[START Records]

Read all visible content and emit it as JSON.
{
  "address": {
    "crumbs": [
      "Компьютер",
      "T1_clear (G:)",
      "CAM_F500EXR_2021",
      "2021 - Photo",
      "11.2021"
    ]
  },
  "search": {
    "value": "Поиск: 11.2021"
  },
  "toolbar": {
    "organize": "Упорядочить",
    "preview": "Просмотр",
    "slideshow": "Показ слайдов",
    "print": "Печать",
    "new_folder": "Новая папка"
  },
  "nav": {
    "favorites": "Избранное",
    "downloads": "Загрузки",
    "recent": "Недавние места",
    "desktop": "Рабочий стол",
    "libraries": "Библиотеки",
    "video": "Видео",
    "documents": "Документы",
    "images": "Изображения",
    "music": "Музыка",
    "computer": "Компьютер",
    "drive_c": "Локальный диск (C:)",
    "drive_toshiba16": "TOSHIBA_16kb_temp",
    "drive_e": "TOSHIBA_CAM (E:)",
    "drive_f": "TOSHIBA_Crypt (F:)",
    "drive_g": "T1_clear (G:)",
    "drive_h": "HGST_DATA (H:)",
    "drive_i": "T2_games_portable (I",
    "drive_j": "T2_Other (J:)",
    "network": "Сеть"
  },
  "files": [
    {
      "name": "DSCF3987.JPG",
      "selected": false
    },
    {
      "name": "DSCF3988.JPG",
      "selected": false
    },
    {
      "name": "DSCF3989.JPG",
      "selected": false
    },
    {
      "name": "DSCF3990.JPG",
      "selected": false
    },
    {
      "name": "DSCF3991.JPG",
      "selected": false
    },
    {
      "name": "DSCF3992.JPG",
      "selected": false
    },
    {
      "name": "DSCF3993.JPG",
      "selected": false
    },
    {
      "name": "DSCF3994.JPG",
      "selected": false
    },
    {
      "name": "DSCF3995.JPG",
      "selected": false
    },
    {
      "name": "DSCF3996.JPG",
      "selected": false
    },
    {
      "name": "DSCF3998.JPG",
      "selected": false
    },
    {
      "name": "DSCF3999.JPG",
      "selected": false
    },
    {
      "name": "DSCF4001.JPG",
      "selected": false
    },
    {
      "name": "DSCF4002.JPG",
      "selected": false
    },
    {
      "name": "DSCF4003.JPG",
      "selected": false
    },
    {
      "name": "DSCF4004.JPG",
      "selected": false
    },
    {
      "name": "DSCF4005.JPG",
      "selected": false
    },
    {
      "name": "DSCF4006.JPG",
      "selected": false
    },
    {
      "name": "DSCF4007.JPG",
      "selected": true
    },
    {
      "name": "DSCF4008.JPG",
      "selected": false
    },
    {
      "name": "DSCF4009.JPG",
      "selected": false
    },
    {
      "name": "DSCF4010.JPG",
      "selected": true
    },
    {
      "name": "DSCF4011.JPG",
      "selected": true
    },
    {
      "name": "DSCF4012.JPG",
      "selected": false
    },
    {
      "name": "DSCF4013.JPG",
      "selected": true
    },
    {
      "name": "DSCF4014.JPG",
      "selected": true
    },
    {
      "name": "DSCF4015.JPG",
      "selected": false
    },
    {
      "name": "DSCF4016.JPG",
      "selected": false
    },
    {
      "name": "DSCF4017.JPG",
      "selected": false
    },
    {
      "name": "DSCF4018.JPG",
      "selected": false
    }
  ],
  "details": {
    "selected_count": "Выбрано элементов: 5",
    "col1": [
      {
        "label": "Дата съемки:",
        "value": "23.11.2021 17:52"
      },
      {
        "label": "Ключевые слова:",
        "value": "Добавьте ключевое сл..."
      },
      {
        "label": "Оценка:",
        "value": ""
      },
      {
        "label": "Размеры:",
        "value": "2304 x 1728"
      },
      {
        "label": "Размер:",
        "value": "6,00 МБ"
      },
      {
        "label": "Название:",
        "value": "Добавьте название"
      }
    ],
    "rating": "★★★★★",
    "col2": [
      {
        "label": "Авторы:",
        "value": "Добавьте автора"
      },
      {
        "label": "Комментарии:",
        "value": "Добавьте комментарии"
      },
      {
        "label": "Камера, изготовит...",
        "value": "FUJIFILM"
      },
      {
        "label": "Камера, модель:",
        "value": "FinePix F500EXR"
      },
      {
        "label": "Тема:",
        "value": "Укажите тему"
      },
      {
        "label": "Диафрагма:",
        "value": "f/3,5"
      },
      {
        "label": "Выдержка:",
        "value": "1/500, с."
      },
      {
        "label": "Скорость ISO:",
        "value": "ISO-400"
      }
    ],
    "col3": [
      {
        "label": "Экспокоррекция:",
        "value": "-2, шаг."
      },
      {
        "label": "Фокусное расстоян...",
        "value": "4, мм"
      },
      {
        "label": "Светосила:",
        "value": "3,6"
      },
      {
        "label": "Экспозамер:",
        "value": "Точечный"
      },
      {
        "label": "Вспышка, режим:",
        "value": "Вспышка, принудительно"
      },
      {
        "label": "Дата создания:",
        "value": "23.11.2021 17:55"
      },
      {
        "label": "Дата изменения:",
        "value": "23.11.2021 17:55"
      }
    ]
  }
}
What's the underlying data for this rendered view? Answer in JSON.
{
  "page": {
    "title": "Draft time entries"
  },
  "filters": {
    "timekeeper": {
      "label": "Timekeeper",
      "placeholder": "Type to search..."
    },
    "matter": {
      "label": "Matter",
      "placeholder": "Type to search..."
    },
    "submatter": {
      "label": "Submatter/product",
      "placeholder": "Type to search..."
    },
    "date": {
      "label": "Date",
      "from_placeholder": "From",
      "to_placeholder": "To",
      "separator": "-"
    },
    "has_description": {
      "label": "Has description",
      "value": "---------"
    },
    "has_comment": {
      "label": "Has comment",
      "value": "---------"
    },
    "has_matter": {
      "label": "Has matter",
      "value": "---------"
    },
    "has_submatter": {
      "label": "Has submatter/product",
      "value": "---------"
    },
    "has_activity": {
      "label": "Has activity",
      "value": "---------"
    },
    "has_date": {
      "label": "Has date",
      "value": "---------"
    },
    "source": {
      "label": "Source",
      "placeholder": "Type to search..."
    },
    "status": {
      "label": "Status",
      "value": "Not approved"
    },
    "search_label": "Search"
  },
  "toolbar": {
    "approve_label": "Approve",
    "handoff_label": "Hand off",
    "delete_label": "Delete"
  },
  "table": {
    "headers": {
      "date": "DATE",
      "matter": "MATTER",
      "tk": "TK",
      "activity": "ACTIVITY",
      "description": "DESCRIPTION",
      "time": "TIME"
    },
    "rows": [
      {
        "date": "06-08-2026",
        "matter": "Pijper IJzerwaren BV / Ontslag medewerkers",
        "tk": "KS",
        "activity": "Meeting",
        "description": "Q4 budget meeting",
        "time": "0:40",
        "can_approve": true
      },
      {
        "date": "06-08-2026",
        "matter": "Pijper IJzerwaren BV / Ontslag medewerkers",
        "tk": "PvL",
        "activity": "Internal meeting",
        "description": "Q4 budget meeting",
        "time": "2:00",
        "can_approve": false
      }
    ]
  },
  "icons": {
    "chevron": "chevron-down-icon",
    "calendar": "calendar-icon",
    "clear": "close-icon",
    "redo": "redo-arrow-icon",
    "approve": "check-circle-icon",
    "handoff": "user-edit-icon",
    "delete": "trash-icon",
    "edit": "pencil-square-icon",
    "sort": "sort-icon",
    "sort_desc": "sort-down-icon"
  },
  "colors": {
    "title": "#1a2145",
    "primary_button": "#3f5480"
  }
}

[END Records]

- Goal -
Give back the whole listing, word for word.

- Output -
Read all visible content and emit it as JSON.
{
  "address": {
    "crumbs": [
      "Компьютер",
      "T1_clear (G:)",
      "CAM_F500EXR_2021",
      "2021 - Photo",
      "11.2021"
    ]
  },
  "search": {
    "value": "Поиск: 11.2021"
  },
  "toolbar": {
    "organize": "Упорядочить",
    "preview": "Просмотр",
    "slideshow": "Показ слайдов",
    "print": "Печать",
    "new_folder": "Новая папка"
  },
  "nav": {
    "favorites": "Избранное",
    "downloads": "Загрузки",
    "recent": "Недавние места",
    "desktop": "Рабочий стол",
    "libraries": "Библиотеки",
    "video": "Видео",
    "documents": "Документы",
    "images": "Изображения",
    "music": "Музыка",
    "computer": "Компьютер",
    "drive_c": "Локальный диск (C:)",
    "drive_toshiba16": "TOSHIBA_16kb_temp",
    "drive_e": "TOSHIBA_CAM (E:)",
    "drive_f": "TOSHIBA_Crypt (F:)",
    "drive_g": "T1_clear (G:)",
    "drive_h": "HGST_DATA (H:)",
    "drive_i": "T2_games_portable (I",
    "drive_j": "T2_Other (J:)",
    "network": "Сеть"
  },
  "files": [
    {
      "name": "DSCF3987.JPG",
      "selected": false
    },
    {
      "name": "DSCF3988.JPG",
      "selected": false
    },
    {
      "name": "DSCF3989.JPG",
      "selected": false
    },
    {
      "name": "DSCF3990.JPG",
      "selected": false
    },
    {
      "name": "DSCF3991.JPG",
      "selected": false
    },
    {
      "name": "DSCF3992.JPG",
      "selected": false
    },
    {
      "name": "DSCF3993.JPG",
      "selected": false
    },
    {
      "name": "DSCF3994.JPG",
      "selected": false
    },
    {
      "name": "DSCF3995.JPG",
      "selected": false
    },
    {
      "name": "DSCF3996.JPG",
      "selected": false
    },
    {
      "name": "DSCF3998.JPG",
      "selected": false
    },
    {
      "name": "DSCF3999.JPG",
      "selected": false
    },
    {
      "name": "DSCF4001.JPG",
      "selected": false
    },
    {
      "name": "DSCF4002.JPG",
      "selected": false
    },
    {
      "name": "DSCF4003.JPG",
      "selected": false
    },
    {
      "name": "DSCF4004.JPG",
      "selected": false
    },
    {
      "name": "DSCF4005.JPG",
      "selected": false
    },
    {
      "name": "DSCF4006.JPG",
      "selected": false
    },
    {
      "name": "DSCF4007.JPG",
      "selected": true
    },
    {
      "name": "DSCF4008.JPG",
      "selected": false
    },
    {
      "name": "DSCF4009.JPG",
      "selected": false
    },
    {
      "name": "DSCF4010.JPG",
      "selected": true
    },
    {
      "name": "DSCF4011.JPG",
      "selected": true
    },
    {
      "name": "DSCF4012.JPG",
      "selected": false
    },
    {
      "name": "DSCF4013.JPG",
      "selected": true
    },
    {
      "name": "DSCF4014.JPG",
      "selected": true
    },
    {
      "name": "DSCF4015.JPG",
      "selected": false
    },
    {
      "name": "DSCF4016.JPG",
      "selected": false
    },
    {
      "name": "DSCF4017.JPG",
      "selected": false
    },
    {
      "name": "DSCF4018.JPG",
      "selected": false
    }
  ],
  "details": {
    "selected_count": "Выбрано элементов: 5",
    "col1": [
      {
        "label": "Дата съемки:",
        "value": "23.11.2021 17:52"
      },
      {
        "label": "Ключевые слова:",
        "value": "Добавьте ключевое сл..."
      },
      {
        "label": "Оценка:",
        "value": ""
      },
      {
        "label": "Размеры:",
        "value": "2304 x 1728"
      },
      {
        "label": "Размер:",
        "value": "6,00 МБ"
      },
      {
        "label": "Название:",
        "value": "Добавьте название"
      }
    ],
    "rating": "★★★★★",
    "col2": [
      {
        "label": "Авторы:",
        "value": "Добавьте автора"
      },
      {
        "label": "Комментарии:",
        "value": "Добавьте комментарии"
      },
      {
        "label": "Камера, изготовит...",
        "value": "FUJIFILM"
      },
      {
        "label": "Камера, модель:",
        "value": "FinePix F500EXR"
      },
      {
        "label": "Тема:",
        "value": "Укажите тему"
      },
      {
        "label": "Диафрагма:",
        "value": "f/3,5"
      },
      {
        "label": "Выдержка:",
        "value": "1/500, с."
      },
      {
        "label": "Скорость ISO:",
        "value": "ISO-400"
      }
    ],
    "col3": [
      {
        "label": "Экспокоррекция:",
        "value": "-2, шаг."
      },
      {
        "label": "Фокусное расстоян...",
        "value": "4, мм"
      },
      {
        "label": "Светосила:",
        "value": "3,6"
      },
      {
        "label": "Экспозамер:",
        "value": "Точечный"
      },
      {
        "label": "Вспышка, режим:",
        "value": "Вспышка, принудительно"
      },
      {
        "label": "Дата создания:",
        "value": "23.11.2021 17:55"
      },
      {
        "label": "Дата изменения:",
        "value": "23.11.2021 17:55"
      }
    ]
  }
}
What's the underlying data for this rendered view? Answer in JSON.
{
  "page": {
    "title": "Draft time entries"
  },
  "filters": {
    "timekeeper": {
      "label": "Timekeeper",
      "placeholder": "Type to search..."
    },
    "matter": {
      "label": "Matter",
      "placeholder": "Type to search..."
    },
    "submatter": {
      "label": "Submatter/product",
      "placeholder": "Type to search..."
    },
    "date": {
      "label": "Date",
      "from_placeholder": "From",
      "to_placeholder": "To",
      "separator": "-"
    },
    "has_description": {
      "label": "Has description",
      "value": "---------"
    },
    "has_comment": {
      "label": "Has comment",
      "value": "---------"
    },
    "has_matter": {
      "label": "Has matter",
      "value": "---------"
    },
    "has_submatter": {
      "label": "Has submatter/product",
      "value": "---------"
    },
    "has_activity": {
      "label": "Has activity",
      "value": "---------"
    },
    "has_date": {
      "label": "Has date",
      "value": "---------"
    },
    "source": {
      "label": "Source",
      "placeholder": "Type to search..."
    },
    "status": {
      "label": "Status",
      "value": "Not approved"
    },
    "search_label": "Search"
  },
  "toolbar": {
    "approve_label": "Approve",
    "handoff_label": "Hand off",
    "delete_label": "Delete"
  },
  "table": {
    "headers": {
      "date": "DATE",
      "matter": "MATTER",
      "tk": "TK",
      "activity": "ACTIVITY",
      "description": "DESCRIPTION",
      "time": "TIME"
    },
    "rows": [
      {
        "date": "06-08-2026",
        "matter": "Pijper IJzerwaren BV / Ontslag medewerkers",
        "tk": "KS",
        "activity": "Meeting",
        "description": "Q4 budget meeting",
        "time": "0:40",
        "can_approve": true
      },
      {
        "date": "06-08-2026",
        "matter": "Pijper IJzerwaren BV / Ontslag medewerkers",
        "tk": "PvL",
        "activity": "Internal meeting",
        "description": "Q4 budget meeting",
        "time": "2:00",
        "can_approve": false
      }
    ]
  },
  "icons": {
    "chevron": "chevron-down-icon",
    "calendar": "calendar-icon",
    "clear": "close-icon",
    "redo": "redo-arrow-icon",
    "approve": "check-circle-icon",
    "handoff": "user-edit-icon",
    "delete": "trash-icon",
    "edit": "pencil-square-icon",
    "sort": "sort-icon",
    "sort_desc": "sort-down-icon"
  },
  "colors": {
    "title": "#1a2145",
    "primary_button": "#3f5480"
  }
}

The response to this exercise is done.